# WHAT YOU NEED TO DO:
Count every line of the listing where the string "name" occurs, and reply with the count alone.

# SUPPLIED DATA:
* begin *

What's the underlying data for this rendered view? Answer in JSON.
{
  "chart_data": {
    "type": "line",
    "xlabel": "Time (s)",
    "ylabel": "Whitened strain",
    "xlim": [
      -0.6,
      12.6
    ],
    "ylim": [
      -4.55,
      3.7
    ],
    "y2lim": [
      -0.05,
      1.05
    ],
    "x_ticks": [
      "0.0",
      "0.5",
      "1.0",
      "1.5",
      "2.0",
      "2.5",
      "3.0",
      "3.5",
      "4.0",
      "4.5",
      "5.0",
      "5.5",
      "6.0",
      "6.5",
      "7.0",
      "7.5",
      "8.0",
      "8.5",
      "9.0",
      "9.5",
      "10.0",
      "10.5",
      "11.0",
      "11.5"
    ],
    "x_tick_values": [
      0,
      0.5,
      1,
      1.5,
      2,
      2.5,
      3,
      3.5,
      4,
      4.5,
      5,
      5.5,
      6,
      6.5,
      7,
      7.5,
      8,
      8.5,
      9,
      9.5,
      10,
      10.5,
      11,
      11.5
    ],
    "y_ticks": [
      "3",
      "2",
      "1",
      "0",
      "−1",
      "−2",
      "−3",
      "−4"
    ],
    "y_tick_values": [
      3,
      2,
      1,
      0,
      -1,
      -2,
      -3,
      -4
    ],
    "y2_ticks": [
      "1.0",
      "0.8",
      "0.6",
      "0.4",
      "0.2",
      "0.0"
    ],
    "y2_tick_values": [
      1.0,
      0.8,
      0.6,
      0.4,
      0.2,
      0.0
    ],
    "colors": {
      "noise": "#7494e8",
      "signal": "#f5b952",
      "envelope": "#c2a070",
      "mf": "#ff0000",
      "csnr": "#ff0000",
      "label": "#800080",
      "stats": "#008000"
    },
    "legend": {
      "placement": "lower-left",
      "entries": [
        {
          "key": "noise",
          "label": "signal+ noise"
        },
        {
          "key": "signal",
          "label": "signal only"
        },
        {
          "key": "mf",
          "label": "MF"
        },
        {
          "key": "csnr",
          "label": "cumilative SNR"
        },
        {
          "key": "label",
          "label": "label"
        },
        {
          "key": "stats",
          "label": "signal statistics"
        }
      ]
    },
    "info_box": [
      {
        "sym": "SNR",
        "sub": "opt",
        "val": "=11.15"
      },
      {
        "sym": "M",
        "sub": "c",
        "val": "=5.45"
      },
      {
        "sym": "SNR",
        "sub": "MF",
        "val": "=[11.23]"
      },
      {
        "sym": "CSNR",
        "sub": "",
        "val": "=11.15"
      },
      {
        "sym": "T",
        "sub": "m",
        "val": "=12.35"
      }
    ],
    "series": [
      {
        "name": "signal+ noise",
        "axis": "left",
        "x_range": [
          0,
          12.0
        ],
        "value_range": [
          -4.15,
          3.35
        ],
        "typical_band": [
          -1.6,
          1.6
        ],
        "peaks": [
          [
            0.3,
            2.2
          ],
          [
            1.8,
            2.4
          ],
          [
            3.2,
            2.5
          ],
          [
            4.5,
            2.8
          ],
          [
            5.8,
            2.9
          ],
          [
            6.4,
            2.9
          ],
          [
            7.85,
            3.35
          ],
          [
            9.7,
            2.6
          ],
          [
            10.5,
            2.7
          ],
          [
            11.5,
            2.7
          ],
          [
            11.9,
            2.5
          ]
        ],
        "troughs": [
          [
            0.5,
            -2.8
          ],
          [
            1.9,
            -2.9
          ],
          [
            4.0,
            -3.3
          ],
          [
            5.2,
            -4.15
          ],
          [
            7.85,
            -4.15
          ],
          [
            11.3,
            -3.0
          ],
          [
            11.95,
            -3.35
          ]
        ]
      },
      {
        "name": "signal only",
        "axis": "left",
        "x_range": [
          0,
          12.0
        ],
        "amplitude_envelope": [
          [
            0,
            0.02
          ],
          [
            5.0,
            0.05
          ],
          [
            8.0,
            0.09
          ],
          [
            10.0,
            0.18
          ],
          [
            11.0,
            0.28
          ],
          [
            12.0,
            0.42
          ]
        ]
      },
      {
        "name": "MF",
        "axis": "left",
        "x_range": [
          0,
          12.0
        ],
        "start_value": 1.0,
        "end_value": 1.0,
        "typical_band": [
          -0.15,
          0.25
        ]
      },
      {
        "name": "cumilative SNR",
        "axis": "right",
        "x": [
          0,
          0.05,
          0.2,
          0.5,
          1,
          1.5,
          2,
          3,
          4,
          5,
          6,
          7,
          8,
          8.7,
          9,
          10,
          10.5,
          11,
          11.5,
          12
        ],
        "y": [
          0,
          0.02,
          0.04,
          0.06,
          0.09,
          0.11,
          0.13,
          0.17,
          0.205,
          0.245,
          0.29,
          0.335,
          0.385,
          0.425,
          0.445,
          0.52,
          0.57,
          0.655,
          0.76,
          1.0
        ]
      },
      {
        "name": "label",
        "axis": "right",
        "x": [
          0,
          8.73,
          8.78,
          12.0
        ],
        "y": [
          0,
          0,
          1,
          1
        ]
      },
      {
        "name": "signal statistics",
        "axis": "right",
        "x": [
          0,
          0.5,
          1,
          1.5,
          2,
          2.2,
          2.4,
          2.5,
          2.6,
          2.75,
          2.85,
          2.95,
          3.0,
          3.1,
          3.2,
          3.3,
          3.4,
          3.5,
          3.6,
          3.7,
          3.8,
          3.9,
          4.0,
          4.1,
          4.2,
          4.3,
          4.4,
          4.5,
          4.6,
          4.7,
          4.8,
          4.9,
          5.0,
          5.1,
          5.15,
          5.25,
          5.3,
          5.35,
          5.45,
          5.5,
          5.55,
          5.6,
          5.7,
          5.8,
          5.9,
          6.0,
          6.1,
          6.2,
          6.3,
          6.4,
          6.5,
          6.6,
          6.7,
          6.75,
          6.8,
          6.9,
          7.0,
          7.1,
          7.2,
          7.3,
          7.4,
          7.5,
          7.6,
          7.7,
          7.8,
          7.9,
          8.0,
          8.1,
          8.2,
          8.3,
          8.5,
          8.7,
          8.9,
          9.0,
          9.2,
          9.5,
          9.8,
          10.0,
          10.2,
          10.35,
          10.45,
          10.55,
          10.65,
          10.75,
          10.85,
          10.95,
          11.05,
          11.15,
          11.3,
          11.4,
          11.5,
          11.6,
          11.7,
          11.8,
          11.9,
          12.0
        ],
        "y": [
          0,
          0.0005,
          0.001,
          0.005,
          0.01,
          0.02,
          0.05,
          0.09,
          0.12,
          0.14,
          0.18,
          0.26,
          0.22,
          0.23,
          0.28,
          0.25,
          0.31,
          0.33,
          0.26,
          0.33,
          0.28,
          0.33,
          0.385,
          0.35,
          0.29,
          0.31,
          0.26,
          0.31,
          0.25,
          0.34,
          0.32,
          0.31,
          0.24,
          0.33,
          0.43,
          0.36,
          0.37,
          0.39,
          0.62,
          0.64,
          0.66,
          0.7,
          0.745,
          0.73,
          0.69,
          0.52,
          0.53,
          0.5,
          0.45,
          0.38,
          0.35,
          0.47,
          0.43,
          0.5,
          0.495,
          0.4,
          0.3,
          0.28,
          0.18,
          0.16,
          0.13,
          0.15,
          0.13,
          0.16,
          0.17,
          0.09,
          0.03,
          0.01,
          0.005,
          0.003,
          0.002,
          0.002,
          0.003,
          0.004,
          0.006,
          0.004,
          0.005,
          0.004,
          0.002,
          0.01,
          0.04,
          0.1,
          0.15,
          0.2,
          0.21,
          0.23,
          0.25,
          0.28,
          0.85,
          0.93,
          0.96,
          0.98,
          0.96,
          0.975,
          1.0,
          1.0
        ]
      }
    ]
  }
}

* end *

# WORKED SOLUTION:
6